- Problem requirements -
For this exercise, repeat all of the material verbatim apart from its images.

··········

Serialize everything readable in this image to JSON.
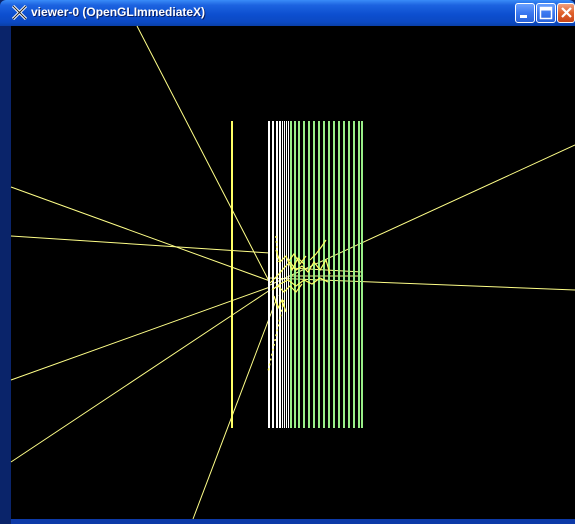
{
  "window": {
    "title": "viewer-0 (OpenGLImmediateX)",
    "icon": "x11-icon",
    "buttons": [
      {
        "name": "minimize-button",
        "icon": "minimize-icon"
      },
      {
        "name": "maximize-button",
        "icon": "maximize-icon"
      },
      {
        "name": "close-button",
        "icon": "close-icon"
      }
    ]
  },
  "viewport": {
    "background": "#000000",
    "track_color": "#ffff66",
    "detector_color": "#ffffff",
    "layer_colors": [
      "#ffffff",
      "#88ee88"
    ]
  }
}
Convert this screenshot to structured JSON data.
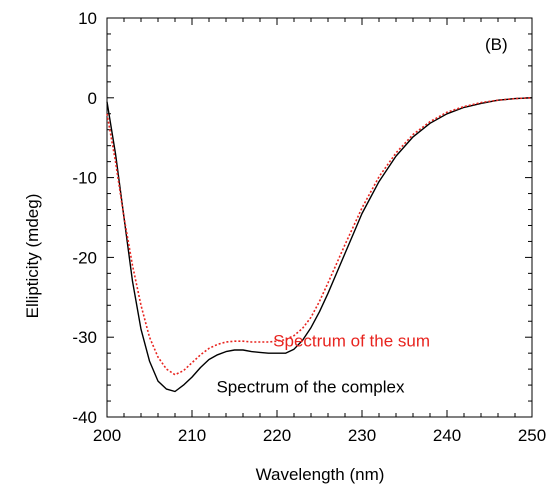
{
  "chart_data": {
    "type": "line",
    "panel_label": "(B)",
    "xlabel": "Wavelength (nm)",
    "ylabel": "Ellipticity (mdeg)",
    "xlim": [
      200,
      250
    ],
    "ylim": [
      -40,
      10
    ],
    "xticks": [
      "200",
      "210",
      "220",
      "230",
      "240",
      "250"
    ],
    "yticks": [
      "10",
      "0",
      "-10",
      "-20",
      "-30",
      "-40"
    ],
    "grid": false,
    "series": [
      {
        "name": "Spectrum of the complex",
        "color": "#000000",
        "style": "solid",
        "x": [
          200,
          201,
          202,
          203,
          204,
          205,
          206,
          207,
          208,
          209,
          210,
          211,
          212,
          213,
          214,
          215,
          216,
          217,
          218,
          219,
          220,
          221,
          222,
          223,
          224,
          225,
          226,
          227,
          228,
          229,
          230,
          232,
          234,
          236,
          238,
          240,
          242,
          244,
          246,
          248,
          250
        ],
        "y": [
          -0.5,
          -7,
          -15,
          -23,
          -29,
          -33,
          -35.5,
          -36.5,
          -36.8,
          -36,
          -35,
          -33.8,
          -32.8,
          -32.2,
          -31.8,
          -31.6,
          -31.6,
          -31.8,
          -31.9,
          -32,
          -32,
          -32,
          -31.5,
          -30.4,
          -28.8,
          -26.8,
          -24.5,
          -22,
          -19.5,
          -17,
          -14.5,
          -10.5,
          -7.3,
          -4.9,
          -3.2,
          -2,
          -1.2,
          -0.7,
          -0.3,
          -0.1,
          0
        ]
      },
      {
        "name": "Spectrum of the sum",
        "color": "#e8241f",
        "style": "dotted",
        "x": [
          200,
          201,
          202,
          203,
          204,
          205,
          206,
          207,
          208,
          209,
          210,
          211,
          212,
          213,
          214,
          215,
          216,
          217,
          218,
          219,
          220,
          221,
          222,
          223,
          224,
          225,
          226,
          227,
          228,
          229,
          230,
          232,
          234,
          236,
          238,
          240,
          242,
          244,
          246,
          248,
          250
        ],
        "y": [
          -2,
          -8,
          -15,
          -21,
          -26,
          -30,
          -32.5,
          -34,
          -34.7,
          -34.2,
          -33.2,
          -32.2,
          -31.4,
          -30.9,
          -30.6,
          -30.5,
          -30.5,
          -30.6,
          -30.6,
          -30.6,
          -30.5,
          -30.3,
          -29.8,
          -28.9,
          -27.5,
          -25.5,
          -23.2,
          -20.8,
          -18.4,
          -16.1,
          -13.8,
          -9.9,
          -6.9,
          -4.6,
          -3,
          -1.8,
          -1.1,
          -0.6,
          -0.3,
          -0.1,
          0
        ]
      }
    ],
    "annotations": [
      {
        "text": "Spectrum of the sum",
        "color": "#e8241f",
        "x": 238,
        "y": -30.4
      },
      {
        "text": "Spectrum of the complex",
        "color": "#000000",
        "x": 235,
        "y": -36.2
      }
    ]
  }
}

··········

- Exercise response -
Serialize everything readable in this image to JSON.
{
  "window": {
    "title": "viewer-0 (OpenGLImmediateX)",
    "icon": "x11-icon",
    "buttons": [
      {
        "name": "minimize-button",
        "icon": "minimize-icon"
      },
      {
        "name": "maximize-button",
        "icon": "maximize-icon"
      },
      {
        "name": "close-button",
        "icon": "close-icon"
      }
    ]
  },
  "viewport": {
    "background": "#000000",
    "track_color": "#ffff66",
    "detector_color": "#ffffff",
    "layer_colors": [
      "#ffffff",
      "#88ee88"
    ]
  }
}
Convert this screenshot to structured JSON data.
{
  "chart_data": {
    "type": "line",
    "panel_label": "(B)",
    "xlabel": "Wavelength (nm)",
    "ylabel": "Ellipticity (mdeg)",
    "xlim": [
      200,
      250
    ],
    "ylim": [
      -40,
      10
    ],
    "xticks": [
      "200",
      "210",
      "220",
      "230",
      "240",
      "250"
    ],
    "yticks": [
      "10",
      "0",
      "-10",
      "-20",
      "-30",
      "-40"
    ],
    "grid": false,
    "series": [
      {
        "name": "Spectrum of the complex",
        "color": "#000000",
        "style": "solid",
        "x": [
          200,
          201,
          202,
          203,
          204,
          205,
          206,
          207,
          208,
          209,
          210,
          211,
          212,
          213,
          214,
          215,
          216,
          217,
          218,
          219,
          220,
          221,
          222,
          223,
          224,
          225,
          226,
          227,
          228,
          229,
          230,
          232,
          234,
          236,
          238,
          240,
          242,
          244,
          246,
          248,
          250
        ],
        "y": [
          -0.5,
          -7,
          -15,
          -23,
          -29,
          -33,
          -35.5,
          -36.5,
          -36.8,
          -36,
          -35,
          -33.8,
          -32.8,
          -32.2,
          -31.8,
          -31.6,
          -31.6,
          -31.8,
          -31.9,
          -32,
          -32,
          -32,
          -31.5,
          -30.4,
          -28.8,
          -26.8,
          -24.5,
          -22,
          -19.5,
          -17,
          -14.5,
          -10.5,
          -7.3,
          -4.9,
          -3.2,
          -2,
          -1.2,
          -0.7,
          -0.3,
          -0.1,
          0
        ]
      },
      {
        "name": "Spectrum of the sum",
        "color": "#e8241f",
        "style": "dotted",
        "x": [
          200,
          201,
          202,
          203,
          204,
          205,
          206,
          207,
          208,
          209,
          210,
          211,
          212,
          213,
          214,
          215,
          216,
          217,
          218,
          219,
          220,
          221,
          222,
          223,
          224,
          225,
          226,
          227,
          228,
          229,
          230,
          232,
          234,
          236,
          238,
          240,
          242,
          244,
          246,
          248,
          250
        ],
        "y": [
          -2,
          -8,
          -15,
          -21,
          -26,
          -30,
          -32.5,
          -34,
          -34.7,
          -34.2,
          -33.2,
          -32.2,
          -31.4,
          -30.9,
          -30.6,
          -30.5,
          -30.5,
          -30.6,
          -30.6,
          -30.6,
          -30.5,
          -30.3,
          -29.8,
          -28.9,
          -27.5,
          -25.5,
          -23.2,
          -20.8,
          -18.4,
          -16.1,
          -13.8,
          -9.9,
          -6.9,
          -4.6,
          -3,
          -1.8,
          -1.1,
          -0.6,
          -0.3,
          -0.1,
          0
        ]
      }
    ],
    "annotations": [
      {
        "text": "Spectrum of the sum",
        "color": "#e8241f",
        "x": 238,
        "y": -30.4
      },
      {
        "text": "Spectrum of the complex",
        "color": "#000000",
        "x": 235,
        "y": -36.2
      }
    ]
  }
}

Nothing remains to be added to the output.